>> begin SUPPLIED MATERIAL

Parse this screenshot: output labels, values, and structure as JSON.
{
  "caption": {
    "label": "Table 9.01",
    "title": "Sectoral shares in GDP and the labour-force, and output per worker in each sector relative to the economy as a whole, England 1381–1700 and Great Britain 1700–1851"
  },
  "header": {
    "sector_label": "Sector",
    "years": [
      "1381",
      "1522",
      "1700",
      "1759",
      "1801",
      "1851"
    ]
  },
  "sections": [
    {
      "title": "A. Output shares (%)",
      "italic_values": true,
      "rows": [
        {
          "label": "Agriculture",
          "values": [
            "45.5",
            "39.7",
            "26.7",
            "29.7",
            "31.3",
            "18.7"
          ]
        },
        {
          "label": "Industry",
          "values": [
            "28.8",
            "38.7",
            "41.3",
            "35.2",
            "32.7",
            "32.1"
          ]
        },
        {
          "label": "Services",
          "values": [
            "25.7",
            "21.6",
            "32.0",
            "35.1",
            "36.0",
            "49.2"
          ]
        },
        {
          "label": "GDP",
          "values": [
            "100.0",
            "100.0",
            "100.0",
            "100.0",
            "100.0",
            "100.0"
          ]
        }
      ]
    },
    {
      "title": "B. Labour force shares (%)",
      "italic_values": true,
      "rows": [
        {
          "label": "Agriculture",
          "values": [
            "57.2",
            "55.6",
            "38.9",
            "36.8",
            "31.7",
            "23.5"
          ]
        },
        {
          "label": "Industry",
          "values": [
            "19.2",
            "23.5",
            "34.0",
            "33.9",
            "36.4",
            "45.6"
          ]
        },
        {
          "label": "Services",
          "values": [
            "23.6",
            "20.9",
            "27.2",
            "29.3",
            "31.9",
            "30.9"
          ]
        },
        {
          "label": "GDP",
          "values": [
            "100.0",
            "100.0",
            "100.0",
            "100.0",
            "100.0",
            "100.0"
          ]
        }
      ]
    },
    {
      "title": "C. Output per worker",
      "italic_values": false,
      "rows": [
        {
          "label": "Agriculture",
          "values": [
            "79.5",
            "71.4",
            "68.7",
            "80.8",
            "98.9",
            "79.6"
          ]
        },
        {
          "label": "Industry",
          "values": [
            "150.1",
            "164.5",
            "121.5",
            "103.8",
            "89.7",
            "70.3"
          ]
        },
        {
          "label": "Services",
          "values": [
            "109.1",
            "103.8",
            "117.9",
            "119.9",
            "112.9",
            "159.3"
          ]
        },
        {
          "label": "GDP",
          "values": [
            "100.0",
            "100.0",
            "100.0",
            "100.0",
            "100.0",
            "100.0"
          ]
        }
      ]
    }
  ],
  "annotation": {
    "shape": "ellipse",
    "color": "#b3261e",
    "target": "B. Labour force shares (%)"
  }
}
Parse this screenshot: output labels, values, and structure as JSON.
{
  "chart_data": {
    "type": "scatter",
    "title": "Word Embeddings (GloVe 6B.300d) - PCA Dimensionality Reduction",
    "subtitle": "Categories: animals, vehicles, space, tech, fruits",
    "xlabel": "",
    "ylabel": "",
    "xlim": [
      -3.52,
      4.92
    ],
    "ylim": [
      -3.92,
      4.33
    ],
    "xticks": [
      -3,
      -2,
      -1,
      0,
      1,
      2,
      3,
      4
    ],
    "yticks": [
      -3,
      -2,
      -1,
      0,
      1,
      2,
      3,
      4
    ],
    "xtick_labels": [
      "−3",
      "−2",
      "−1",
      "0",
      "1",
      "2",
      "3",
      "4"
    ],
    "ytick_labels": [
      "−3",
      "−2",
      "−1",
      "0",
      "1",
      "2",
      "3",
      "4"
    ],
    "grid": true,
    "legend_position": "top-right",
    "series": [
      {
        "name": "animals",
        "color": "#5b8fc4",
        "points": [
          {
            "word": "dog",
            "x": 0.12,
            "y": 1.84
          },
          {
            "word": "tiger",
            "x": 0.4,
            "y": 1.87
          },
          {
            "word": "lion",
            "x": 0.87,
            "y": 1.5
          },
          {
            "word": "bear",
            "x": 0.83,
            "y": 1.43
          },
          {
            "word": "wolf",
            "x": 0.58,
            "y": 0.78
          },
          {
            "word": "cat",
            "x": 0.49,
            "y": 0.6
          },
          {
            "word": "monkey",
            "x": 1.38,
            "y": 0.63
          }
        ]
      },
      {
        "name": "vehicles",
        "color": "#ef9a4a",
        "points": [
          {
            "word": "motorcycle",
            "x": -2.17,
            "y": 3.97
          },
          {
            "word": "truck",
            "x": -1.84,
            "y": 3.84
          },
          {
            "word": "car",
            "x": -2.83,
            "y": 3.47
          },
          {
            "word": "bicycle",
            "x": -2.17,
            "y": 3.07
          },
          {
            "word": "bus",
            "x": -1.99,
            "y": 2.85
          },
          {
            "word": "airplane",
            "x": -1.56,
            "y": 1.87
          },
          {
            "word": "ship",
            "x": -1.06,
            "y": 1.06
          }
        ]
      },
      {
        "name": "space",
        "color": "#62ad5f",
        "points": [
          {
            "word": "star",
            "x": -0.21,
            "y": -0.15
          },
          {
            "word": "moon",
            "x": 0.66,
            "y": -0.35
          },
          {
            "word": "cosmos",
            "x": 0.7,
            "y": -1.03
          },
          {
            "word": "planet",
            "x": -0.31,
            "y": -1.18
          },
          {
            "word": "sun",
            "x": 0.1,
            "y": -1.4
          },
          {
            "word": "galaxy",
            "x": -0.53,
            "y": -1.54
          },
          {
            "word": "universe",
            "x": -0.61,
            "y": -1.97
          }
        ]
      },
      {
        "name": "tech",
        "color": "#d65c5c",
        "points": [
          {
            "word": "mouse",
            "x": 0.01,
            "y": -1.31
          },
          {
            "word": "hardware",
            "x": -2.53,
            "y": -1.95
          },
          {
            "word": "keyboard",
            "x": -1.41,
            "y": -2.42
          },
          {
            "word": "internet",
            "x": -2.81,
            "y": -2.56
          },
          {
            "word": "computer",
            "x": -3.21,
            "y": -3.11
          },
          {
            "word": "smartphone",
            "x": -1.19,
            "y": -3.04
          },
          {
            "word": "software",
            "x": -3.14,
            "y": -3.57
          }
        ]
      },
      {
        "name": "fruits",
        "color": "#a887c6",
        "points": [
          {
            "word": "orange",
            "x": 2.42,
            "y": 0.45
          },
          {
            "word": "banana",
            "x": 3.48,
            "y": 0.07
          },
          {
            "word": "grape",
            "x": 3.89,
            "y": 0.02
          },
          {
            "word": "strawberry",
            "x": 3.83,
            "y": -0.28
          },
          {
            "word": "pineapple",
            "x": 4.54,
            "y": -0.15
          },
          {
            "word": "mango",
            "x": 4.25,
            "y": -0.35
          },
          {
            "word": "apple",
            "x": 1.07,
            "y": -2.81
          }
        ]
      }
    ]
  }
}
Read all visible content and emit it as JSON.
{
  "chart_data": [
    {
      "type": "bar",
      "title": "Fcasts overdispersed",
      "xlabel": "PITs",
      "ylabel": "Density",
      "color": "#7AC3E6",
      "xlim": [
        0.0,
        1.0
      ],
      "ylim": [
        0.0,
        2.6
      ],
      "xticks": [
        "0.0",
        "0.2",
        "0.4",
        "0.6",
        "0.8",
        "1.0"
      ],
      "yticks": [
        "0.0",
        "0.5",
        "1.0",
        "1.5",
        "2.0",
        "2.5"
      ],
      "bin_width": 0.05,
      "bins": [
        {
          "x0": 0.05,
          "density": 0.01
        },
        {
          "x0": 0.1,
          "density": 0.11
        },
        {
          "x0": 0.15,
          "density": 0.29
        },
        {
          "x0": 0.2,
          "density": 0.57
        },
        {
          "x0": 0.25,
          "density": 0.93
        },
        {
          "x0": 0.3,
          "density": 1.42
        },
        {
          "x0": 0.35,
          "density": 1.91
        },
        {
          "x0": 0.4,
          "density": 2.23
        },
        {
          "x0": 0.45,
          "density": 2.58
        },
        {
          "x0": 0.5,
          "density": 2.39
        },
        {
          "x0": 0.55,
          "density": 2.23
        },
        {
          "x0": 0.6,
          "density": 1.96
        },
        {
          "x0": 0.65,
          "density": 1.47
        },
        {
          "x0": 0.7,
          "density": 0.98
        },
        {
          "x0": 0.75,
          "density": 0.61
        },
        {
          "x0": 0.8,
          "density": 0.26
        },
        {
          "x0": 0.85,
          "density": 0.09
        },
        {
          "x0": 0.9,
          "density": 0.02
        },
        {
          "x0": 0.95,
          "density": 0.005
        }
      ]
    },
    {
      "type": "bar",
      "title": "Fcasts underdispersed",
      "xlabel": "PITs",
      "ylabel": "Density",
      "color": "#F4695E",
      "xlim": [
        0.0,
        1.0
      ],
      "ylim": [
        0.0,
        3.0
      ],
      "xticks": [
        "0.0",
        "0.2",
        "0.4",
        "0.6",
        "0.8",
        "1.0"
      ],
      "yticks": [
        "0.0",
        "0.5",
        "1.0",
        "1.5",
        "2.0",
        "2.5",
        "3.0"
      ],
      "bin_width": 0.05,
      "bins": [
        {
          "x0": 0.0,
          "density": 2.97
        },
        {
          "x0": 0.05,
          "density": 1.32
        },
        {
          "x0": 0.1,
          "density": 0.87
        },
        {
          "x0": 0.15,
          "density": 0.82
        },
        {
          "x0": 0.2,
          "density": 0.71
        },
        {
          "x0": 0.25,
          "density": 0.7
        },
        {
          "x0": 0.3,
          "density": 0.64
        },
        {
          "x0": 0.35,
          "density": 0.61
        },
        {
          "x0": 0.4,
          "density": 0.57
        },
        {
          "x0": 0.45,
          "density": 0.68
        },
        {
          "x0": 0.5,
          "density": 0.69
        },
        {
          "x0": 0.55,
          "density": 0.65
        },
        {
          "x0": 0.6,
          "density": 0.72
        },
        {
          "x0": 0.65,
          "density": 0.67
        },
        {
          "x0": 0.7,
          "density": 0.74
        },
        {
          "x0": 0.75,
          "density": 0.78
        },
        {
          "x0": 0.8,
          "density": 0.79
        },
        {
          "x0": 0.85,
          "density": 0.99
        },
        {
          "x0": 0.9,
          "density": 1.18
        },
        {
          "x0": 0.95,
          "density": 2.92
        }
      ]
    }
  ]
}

>> end SUPPLIED MATERIAL

- EXERCISE GOAL
Find the word "worker" in the data and copy out each line where it turns up.

- WRITTEN REPLY
    "title": "Sectoral shares in GDP and the labour-force, and output per worker in each sector relative to the economy as a whole, England 1381–1700 and Great Britain 1700–1851"
      "title": "C. Output per worker",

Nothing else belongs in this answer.